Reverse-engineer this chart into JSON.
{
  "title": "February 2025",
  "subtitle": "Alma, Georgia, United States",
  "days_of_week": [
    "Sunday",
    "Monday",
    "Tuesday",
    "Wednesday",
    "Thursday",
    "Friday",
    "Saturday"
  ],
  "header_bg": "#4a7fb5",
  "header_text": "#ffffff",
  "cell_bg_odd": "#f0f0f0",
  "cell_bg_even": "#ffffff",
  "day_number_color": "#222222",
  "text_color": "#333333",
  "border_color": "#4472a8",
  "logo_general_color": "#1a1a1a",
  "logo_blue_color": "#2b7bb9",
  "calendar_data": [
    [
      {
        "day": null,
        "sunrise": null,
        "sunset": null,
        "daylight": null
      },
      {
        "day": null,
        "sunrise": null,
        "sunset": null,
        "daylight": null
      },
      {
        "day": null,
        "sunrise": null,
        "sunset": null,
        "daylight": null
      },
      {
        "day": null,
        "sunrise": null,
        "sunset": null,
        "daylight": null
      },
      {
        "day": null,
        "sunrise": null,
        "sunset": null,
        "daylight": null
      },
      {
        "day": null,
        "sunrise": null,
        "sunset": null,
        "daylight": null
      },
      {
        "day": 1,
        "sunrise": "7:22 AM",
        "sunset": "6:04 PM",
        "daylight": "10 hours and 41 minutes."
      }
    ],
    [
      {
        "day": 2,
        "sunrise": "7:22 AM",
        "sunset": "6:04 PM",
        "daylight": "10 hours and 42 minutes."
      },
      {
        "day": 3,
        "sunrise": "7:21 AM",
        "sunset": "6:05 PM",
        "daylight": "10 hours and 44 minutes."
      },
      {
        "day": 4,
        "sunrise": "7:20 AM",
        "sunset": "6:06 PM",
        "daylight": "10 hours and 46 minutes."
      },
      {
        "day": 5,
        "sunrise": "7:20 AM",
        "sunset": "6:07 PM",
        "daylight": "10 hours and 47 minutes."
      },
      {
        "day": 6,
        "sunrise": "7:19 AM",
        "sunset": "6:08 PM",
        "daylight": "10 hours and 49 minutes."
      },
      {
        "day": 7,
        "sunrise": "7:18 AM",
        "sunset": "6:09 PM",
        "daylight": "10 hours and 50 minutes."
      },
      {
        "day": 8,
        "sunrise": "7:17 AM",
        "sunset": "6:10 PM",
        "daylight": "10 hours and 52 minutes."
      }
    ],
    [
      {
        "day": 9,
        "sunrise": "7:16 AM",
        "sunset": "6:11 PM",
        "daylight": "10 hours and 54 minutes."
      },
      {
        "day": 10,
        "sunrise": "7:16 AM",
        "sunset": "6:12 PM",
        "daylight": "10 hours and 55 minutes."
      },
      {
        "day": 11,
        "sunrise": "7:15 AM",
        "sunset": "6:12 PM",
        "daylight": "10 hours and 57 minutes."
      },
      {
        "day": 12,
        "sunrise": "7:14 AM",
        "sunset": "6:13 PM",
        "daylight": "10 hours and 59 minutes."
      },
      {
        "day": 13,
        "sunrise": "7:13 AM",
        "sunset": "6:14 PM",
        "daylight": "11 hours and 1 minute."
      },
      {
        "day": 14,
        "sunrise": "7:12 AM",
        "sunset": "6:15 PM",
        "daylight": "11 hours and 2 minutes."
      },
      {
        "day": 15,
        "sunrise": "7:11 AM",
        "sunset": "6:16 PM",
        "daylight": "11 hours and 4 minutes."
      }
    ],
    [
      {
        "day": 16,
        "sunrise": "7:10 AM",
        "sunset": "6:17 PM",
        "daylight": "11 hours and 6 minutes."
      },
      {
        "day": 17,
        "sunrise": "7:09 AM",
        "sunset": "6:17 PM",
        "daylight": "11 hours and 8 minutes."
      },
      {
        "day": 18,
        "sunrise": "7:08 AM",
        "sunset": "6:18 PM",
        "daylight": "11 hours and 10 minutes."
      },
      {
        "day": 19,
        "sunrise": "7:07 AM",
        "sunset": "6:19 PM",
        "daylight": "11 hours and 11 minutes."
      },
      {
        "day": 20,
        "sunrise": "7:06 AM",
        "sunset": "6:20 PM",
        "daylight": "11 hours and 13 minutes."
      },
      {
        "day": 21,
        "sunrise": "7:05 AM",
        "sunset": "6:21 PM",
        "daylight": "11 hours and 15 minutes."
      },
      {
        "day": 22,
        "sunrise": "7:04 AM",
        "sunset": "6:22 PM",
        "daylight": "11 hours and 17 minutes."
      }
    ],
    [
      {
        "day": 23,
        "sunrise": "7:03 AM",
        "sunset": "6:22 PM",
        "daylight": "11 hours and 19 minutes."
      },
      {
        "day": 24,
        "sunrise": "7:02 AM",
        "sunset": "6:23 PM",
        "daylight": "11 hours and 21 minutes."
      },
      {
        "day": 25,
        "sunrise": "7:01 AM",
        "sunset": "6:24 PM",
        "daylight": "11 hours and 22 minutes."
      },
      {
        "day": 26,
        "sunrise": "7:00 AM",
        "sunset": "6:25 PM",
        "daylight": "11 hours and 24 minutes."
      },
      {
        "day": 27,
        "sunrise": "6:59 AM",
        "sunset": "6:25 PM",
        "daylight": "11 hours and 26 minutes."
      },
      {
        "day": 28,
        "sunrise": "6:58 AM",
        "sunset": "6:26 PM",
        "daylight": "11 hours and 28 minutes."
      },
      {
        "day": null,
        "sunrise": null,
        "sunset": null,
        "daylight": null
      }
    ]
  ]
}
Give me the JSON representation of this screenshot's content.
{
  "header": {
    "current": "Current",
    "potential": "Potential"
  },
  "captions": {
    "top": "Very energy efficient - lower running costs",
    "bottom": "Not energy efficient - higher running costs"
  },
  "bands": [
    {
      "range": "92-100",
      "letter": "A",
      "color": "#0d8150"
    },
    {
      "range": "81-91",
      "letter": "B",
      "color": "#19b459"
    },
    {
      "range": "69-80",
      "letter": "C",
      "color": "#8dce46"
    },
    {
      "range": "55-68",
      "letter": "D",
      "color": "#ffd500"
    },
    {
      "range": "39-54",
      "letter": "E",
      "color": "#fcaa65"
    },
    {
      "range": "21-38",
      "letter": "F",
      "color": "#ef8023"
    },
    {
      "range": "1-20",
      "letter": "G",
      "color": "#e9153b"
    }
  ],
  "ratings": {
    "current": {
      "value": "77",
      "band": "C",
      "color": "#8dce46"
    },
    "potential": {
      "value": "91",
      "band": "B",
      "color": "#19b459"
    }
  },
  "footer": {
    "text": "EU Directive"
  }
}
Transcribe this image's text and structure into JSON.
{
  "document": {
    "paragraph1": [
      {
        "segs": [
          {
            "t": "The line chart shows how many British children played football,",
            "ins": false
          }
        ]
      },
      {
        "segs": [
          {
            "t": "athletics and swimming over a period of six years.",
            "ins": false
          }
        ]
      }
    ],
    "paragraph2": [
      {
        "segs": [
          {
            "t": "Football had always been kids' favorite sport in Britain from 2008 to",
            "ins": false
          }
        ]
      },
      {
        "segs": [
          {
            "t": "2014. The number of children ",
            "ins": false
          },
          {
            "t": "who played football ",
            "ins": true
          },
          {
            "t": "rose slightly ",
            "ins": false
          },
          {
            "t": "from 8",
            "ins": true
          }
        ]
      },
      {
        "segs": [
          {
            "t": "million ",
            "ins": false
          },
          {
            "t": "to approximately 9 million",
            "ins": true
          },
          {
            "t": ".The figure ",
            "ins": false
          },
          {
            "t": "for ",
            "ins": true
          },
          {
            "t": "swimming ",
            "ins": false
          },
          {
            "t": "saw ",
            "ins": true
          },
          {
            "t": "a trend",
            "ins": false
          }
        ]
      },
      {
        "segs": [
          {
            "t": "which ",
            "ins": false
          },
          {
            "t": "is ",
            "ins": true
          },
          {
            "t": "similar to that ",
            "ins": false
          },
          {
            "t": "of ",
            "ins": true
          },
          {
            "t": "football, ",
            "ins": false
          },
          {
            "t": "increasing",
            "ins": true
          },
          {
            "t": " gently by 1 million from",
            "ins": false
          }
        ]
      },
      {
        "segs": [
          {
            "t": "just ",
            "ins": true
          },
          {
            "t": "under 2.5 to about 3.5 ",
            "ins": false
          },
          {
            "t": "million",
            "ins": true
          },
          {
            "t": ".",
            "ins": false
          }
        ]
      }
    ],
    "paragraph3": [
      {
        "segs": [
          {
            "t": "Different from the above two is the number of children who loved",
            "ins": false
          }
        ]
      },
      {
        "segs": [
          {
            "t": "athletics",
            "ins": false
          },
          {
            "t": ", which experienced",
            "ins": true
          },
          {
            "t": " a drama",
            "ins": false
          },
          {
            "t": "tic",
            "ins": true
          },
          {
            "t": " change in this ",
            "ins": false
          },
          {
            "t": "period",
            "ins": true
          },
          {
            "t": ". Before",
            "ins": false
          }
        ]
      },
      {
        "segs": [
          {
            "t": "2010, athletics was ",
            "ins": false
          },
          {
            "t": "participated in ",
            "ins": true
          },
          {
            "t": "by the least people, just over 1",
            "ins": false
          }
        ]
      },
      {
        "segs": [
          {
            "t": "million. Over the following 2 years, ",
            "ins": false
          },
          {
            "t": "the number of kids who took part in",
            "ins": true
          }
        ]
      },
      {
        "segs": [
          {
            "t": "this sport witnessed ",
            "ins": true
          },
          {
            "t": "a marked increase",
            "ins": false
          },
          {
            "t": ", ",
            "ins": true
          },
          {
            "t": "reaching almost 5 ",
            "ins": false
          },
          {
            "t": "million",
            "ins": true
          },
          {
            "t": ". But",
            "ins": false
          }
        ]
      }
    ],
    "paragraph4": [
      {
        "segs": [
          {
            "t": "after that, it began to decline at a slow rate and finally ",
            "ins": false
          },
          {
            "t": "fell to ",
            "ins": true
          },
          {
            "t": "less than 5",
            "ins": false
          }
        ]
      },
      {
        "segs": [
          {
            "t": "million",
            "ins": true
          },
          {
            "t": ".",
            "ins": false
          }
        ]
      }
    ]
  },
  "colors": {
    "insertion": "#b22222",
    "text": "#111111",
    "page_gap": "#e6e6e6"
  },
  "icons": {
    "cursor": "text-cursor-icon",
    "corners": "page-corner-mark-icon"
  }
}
- - -
State how many lines include the string "letter". Give no other information.

Full response: 7